#### The data
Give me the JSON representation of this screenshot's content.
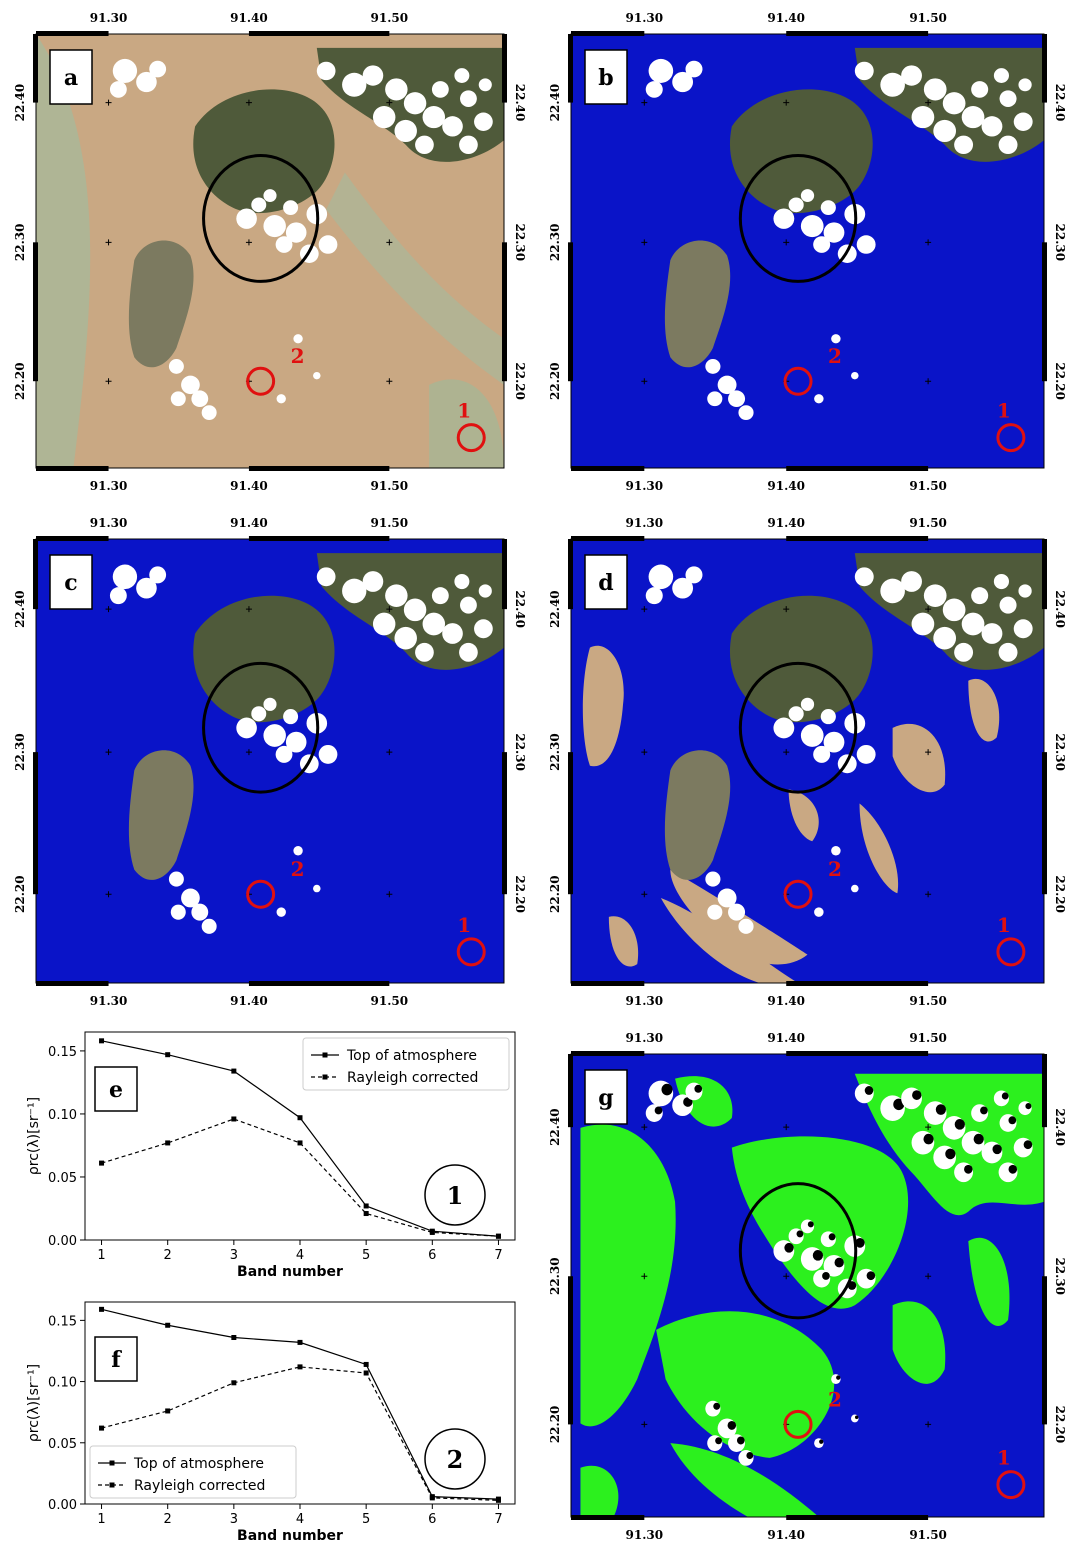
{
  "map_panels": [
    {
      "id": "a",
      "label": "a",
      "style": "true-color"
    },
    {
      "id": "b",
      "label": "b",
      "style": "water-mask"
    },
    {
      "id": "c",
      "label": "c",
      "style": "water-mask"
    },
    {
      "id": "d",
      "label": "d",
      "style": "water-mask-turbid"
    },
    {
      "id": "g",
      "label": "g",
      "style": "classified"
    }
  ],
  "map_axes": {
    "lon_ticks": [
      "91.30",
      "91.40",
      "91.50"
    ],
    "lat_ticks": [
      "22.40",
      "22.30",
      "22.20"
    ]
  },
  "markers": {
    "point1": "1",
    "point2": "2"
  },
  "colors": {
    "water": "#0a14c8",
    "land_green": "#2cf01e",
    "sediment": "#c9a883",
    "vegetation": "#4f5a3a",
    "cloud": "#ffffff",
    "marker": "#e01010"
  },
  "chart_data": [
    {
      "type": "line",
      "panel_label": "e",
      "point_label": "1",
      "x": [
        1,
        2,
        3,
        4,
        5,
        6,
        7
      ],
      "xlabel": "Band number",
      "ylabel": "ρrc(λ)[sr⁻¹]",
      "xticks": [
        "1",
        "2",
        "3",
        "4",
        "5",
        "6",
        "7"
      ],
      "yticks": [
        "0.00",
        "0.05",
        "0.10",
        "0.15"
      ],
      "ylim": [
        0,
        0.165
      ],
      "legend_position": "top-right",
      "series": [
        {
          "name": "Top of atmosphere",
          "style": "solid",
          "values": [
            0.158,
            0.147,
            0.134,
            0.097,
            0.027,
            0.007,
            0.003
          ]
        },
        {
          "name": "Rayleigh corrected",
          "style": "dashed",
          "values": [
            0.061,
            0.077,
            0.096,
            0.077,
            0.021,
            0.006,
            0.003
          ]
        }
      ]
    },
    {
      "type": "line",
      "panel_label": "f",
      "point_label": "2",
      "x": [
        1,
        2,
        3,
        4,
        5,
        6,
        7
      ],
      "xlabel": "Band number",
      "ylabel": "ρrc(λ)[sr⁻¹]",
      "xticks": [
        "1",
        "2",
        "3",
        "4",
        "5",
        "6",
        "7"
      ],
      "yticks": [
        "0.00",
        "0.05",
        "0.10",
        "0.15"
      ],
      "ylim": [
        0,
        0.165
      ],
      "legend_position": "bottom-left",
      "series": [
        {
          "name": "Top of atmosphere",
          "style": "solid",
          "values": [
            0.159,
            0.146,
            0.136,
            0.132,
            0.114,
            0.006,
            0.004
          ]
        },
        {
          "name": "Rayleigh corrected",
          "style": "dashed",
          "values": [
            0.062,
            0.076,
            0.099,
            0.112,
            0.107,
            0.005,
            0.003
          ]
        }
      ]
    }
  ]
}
########
#### The data
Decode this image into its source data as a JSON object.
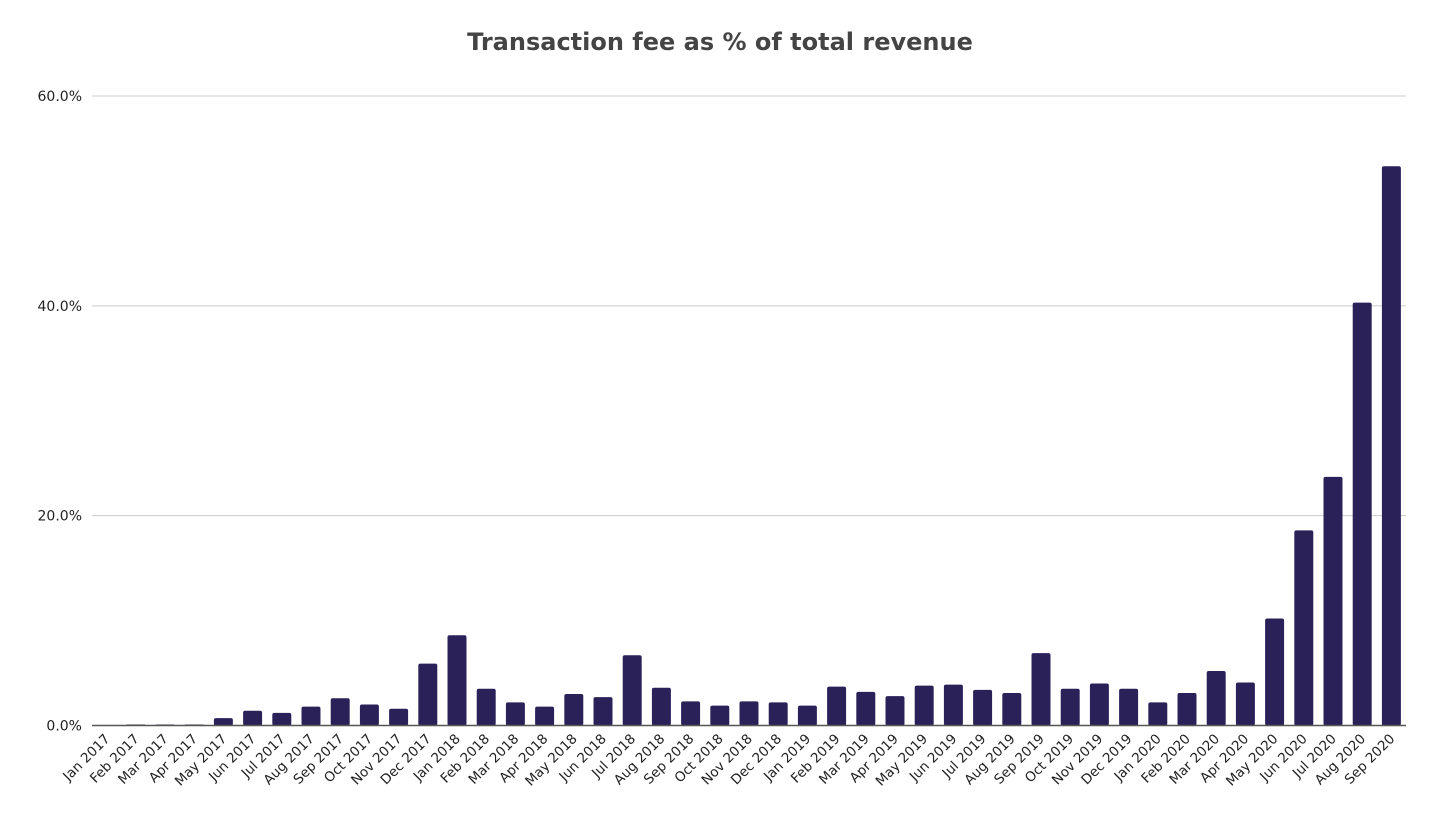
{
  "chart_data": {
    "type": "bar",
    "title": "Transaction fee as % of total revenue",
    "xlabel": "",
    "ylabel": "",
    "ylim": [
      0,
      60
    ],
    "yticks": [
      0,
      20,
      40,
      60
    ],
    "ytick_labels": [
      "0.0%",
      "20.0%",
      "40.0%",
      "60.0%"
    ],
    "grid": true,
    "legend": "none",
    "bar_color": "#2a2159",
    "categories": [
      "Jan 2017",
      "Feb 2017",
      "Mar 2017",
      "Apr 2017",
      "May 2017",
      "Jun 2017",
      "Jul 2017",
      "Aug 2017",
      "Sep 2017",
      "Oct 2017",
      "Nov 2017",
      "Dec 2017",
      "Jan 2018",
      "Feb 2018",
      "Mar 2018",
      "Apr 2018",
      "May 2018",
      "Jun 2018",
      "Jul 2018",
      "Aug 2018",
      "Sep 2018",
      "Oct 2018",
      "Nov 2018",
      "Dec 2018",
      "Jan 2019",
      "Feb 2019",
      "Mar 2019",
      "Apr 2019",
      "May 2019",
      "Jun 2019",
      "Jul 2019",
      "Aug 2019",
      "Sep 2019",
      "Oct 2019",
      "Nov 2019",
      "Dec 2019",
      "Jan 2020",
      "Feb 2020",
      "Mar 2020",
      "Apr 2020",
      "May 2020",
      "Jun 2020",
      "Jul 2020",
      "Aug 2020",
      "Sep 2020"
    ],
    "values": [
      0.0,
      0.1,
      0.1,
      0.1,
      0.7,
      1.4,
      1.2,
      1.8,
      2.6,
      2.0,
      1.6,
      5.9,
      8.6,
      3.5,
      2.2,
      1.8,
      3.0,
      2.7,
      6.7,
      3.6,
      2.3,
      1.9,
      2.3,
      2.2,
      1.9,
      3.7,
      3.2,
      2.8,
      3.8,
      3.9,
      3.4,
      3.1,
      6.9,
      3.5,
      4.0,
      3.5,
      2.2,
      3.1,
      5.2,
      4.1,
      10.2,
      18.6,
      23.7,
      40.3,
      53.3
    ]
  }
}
########
## [Task instructions]
Take every line from the data above that holds "water" and copy it out.

## [Response to the exercise]
      "style": "water-mask"
      "style": "water-mask"
      "style": "water-mask-turbid"
    "water": "#0a14c8",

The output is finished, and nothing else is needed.